● AIM OF THE EXERCISE
Check every line below for the word "screenshot" and copy the ones that have it.

● DATA LINES

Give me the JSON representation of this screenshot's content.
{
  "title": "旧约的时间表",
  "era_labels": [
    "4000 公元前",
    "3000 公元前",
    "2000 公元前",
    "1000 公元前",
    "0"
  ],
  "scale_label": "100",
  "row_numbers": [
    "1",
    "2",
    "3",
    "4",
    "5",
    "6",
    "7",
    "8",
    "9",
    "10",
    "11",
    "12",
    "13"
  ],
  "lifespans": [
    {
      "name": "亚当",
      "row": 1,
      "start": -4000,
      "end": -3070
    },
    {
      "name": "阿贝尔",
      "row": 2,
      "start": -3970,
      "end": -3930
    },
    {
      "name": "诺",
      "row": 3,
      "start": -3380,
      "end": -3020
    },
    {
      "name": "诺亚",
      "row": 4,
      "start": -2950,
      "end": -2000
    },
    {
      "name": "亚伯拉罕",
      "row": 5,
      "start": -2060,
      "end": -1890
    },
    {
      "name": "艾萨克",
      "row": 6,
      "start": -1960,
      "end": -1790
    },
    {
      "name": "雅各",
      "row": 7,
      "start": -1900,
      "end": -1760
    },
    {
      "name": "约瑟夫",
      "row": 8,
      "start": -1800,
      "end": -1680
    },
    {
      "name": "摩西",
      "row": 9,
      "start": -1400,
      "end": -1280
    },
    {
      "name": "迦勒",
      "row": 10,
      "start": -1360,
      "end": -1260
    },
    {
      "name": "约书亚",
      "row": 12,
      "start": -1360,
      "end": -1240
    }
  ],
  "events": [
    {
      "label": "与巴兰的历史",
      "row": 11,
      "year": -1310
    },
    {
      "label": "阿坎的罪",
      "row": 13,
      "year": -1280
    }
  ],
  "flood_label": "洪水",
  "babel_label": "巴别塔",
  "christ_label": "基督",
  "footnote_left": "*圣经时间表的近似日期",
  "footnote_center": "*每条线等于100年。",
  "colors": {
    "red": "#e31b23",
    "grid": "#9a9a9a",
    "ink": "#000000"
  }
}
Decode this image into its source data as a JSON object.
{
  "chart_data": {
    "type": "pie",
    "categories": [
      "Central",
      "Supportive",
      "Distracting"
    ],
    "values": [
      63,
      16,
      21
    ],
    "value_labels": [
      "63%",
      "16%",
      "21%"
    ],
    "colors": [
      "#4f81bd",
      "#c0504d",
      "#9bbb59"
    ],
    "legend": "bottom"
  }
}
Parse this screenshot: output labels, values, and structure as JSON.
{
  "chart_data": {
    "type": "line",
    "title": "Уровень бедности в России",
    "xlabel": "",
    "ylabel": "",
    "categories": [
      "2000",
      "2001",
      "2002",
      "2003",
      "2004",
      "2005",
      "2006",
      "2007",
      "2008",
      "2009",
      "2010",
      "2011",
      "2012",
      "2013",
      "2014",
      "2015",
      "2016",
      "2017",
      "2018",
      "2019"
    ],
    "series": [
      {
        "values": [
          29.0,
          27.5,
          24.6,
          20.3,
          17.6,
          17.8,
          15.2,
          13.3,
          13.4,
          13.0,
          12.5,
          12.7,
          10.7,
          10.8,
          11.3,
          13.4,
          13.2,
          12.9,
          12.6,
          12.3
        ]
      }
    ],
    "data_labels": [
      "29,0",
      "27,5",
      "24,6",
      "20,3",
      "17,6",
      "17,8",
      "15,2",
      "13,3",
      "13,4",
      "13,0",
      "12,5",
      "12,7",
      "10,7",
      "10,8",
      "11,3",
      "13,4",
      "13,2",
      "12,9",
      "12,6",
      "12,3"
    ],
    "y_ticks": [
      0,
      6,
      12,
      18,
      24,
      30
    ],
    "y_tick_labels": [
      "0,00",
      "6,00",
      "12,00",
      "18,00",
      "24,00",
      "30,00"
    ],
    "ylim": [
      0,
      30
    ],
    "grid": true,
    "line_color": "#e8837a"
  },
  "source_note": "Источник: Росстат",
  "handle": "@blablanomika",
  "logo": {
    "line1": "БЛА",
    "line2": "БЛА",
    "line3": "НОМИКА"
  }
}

● TASK SOLUTION
Give me the JSON representation of this screenshot's content.
Parse this screenshot: output labels, values, and structure as JSON.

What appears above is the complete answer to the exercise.